**Text to read:**
= Zenryō Shimabukuro =

Okinawan karateka

Zenryo Shimabukuro (島袋 善良, Shimabukuro Zenryō) was a karate master and the founder of Shorin-ryu Seibukan karate.

== Early life ==
Zenryo Shimabukuro was born in Shuri, Okinawa in 1908. He earned his living as a baker and tatami maker, but had studied karate under the karate master Chotoku Kyan. He began his training with Kyan in 1932, but trained with him until Kyan's death in 1945, excluding the years during World War II, when karate instruction had ceased.

== Karate career ==
Following World War II, Shimabukuro opened his own dojo, teaching karate out of his home. His students included his son Zenpo Shimabukuro and his nephew Zenji Shimabukuro, each of whom became karate masters in their own right. One of his early students was an American paratrooper named William Fuller Jr., who arranged for Shimabukuro to teach karate to some of the other American paratroopers stationed in Okinawa.

**What this task involves:**
Answer these questions from the article on Zenryō Shimabukuro:
1. Which style of karate did he found?
2. Where and in what year was he born?
3. Where did he teach karate after World War II?

**Data extract:**

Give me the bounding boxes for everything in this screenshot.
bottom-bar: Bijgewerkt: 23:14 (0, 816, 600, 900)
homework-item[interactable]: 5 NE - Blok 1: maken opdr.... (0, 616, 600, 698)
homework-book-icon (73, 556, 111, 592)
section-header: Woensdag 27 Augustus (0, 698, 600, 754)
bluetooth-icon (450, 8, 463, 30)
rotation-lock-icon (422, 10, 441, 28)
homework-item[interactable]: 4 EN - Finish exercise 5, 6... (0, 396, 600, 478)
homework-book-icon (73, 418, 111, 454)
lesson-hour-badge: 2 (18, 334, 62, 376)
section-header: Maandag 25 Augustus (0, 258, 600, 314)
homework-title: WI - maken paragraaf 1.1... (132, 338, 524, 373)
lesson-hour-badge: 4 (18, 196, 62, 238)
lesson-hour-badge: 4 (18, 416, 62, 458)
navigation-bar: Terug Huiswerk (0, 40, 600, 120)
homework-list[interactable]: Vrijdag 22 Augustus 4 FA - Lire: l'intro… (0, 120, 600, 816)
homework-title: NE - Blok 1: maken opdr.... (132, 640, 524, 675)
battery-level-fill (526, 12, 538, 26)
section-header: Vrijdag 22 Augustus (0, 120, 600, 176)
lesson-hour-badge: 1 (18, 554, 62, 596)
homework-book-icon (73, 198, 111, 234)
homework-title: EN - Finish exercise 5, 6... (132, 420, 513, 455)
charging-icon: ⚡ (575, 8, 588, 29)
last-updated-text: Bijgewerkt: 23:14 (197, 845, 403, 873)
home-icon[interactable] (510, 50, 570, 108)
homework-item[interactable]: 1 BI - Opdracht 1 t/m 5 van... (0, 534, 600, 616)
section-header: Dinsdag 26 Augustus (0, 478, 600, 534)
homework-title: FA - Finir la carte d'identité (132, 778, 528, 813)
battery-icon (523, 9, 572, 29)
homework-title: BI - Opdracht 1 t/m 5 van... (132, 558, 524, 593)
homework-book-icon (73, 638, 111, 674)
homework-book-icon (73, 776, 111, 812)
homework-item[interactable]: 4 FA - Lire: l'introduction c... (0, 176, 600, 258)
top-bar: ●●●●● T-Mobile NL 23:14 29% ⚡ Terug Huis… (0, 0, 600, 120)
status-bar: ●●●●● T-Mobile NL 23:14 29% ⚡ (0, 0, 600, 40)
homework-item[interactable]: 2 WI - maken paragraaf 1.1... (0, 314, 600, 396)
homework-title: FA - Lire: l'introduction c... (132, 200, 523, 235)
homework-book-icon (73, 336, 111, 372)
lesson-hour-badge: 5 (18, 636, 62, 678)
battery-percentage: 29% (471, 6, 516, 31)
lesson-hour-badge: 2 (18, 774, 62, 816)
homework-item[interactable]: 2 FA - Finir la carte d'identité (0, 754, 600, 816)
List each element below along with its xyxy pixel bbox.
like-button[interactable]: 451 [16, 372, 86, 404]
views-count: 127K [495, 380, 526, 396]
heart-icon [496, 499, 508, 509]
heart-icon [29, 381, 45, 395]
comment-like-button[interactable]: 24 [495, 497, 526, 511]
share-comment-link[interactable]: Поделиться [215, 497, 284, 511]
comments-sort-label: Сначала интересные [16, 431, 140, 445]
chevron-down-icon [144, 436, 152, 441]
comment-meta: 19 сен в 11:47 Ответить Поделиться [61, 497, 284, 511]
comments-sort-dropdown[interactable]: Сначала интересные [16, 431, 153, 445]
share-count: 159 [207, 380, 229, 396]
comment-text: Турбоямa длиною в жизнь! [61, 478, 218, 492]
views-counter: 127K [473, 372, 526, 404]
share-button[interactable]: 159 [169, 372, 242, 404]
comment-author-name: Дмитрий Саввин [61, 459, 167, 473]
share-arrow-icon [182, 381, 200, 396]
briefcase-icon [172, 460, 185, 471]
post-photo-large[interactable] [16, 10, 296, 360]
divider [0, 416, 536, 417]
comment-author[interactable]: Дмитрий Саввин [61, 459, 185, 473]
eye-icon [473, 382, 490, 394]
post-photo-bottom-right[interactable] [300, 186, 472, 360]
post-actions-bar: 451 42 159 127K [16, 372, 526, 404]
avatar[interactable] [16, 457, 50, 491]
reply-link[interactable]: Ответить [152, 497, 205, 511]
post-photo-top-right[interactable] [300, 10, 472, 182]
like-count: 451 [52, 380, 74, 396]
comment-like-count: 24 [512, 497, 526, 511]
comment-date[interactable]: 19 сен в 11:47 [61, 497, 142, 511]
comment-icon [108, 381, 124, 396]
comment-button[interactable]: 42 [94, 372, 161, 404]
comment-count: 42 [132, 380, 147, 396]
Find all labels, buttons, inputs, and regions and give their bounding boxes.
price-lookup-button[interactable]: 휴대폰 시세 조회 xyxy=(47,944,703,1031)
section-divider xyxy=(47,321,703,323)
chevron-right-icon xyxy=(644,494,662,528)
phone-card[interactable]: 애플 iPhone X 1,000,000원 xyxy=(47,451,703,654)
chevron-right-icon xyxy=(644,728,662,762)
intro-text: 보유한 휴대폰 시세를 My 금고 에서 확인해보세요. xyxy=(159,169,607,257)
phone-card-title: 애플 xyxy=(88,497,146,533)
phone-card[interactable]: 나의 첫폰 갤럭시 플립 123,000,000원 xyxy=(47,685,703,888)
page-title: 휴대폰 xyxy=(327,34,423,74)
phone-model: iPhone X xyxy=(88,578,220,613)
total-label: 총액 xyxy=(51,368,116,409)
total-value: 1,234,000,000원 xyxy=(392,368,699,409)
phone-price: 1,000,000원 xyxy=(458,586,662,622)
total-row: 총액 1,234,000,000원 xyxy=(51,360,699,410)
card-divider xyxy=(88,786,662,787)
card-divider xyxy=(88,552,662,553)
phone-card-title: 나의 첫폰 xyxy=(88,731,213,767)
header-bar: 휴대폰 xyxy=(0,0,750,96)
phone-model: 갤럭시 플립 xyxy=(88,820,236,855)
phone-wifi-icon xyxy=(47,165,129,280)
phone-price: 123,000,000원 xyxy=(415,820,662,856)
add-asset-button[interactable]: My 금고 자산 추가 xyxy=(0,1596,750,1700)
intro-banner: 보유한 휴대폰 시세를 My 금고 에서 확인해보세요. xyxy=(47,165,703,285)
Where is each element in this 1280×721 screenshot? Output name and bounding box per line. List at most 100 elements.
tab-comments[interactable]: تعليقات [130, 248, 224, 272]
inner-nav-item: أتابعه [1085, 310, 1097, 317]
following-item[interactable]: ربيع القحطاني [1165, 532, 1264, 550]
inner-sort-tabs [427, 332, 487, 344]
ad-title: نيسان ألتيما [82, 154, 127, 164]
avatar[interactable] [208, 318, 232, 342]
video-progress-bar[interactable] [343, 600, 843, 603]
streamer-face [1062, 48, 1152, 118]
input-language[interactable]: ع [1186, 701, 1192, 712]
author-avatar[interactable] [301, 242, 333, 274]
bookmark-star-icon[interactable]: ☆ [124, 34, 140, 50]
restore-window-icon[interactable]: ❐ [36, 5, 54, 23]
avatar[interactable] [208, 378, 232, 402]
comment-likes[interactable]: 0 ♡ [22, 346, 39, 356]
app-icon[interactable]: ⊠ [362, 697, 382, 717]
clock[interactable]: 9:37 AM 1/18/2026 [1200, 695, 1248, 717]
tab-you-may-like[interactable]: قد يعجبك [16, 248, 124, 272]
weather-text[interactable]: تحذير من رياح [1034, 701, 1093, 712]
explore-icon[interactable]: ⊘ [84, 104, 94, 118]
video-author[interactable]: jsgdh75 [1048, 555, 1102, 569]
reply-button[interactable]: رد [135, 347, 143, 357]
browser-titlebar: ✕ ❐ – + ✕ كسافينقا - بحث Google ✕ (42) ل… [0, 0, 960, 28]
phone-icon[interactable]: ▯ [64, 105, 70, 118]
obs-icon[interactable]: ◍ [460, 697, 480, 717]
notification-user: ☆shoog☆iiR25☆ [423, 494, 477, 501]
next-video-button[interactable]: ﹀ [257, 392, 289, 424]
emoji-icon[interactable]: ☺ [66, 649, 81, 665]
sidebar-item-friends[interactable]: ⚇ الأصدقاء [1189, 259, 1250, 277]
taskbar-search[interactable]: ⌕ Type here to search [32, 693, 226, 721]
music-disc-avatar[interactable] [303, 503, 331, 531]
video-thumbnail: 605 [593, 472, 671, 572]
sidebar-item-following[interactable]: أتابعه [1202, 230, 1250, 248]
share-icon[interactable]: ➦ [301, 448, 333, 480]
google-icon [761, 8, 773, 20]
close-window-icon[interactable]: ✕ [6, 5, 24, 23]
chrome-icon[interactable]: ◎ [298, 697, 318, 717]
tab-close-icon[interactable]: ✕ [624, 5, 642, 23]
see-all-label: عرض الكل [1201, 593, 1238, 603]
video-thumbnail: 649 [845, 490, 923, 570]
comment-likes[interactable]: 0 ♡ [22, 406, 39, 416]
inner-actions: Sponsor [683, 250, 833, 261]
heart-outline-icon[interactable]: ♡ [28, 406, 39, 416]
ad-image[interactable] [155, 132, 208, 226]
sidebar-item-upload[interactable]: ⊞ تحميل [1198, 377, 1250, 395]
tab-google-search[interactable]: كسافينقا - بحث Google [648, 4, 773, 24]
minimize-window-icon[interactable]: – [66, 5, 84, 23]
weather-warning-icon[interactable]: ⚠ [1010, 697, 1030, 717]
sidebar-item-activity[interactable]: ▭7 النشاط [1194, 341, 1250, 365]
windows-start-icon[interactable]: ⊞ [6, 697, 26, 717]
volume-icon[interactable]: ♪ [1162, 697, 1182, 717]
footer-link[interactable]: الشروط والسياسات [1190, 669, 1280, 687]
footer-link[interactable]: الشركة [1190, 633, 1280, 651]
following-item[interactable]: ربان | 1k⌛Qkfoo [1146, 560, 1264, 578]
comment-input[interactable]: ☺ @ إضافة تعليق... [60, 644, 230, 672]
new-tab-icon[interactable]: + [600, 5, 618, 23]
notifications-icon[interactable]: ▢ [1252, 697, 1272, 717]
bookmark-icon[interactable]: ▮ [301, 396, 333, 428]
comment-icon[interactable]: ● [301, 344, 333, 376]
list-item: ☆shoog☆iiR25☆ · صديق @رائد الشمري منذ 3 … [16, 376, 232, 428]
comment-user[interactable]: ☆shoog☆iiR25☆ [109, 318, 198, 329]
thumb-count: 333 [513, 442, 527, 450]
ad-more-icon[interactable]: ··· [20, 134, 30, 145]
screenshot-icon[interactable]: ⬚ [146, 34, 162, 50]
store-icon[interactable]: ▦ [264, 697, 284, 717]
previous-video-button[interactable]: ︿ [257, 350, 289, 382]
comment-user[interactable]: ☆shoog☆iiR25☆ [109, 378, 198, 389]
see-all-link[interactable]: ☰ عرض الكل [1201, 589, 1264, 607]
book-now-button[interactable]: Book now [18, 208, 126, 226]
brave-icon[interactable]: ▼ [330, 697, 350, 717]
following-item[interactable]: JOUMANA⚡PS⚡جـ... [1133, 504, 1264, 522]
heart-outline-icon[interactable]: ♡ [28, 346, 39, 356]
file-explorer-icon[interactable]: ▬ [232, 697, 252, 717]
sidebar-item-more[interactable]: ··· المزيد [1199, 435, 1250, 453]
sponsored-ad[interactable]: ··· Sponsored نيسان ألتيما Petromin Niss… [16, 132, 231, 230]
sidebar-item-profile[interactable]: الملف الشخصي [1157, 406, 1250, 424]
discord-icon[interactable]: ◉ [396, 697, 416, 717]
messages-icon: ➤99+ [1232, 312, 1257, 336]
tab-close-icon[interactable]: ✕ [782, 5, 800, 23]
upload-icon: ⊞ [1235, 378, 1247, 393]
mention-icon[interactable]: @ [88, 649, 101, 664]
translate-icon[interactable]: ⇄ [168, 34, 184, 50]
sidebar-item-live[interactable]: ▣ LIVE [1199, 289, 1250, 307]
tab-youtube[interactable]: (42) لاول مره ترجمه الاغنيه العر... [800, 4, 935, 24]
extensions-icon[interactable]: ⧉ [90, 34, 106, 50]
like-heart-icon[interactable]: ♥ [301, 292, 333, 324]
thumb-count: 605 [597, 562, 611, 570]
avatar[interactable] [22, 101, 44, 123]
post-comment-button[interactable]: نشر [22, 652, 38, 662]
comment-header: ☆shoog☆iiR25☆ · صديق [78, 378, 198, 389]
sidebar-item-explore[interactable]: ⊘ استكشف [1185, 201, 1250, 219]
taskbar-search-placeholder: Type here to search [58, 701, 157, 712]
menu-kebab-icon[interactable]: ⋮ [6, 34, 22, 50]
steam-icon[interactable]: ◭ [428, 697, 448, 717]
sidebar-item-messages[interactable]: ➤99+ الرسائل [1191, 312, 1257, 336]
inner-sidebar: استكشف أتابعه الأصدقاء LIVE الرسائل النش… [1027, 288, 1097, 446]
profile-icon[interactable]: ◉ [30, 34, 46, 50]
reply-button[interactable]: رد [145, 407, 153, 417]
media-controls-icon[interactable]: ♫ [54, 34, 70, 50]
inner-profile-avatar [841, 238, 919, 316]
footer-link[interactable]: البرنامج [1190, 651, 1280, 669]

**Answer to the task:**
1. Shorin-ryu Seibukan karate.
2. In Shuri, Okinawa, in 1908.
3. Out of his home.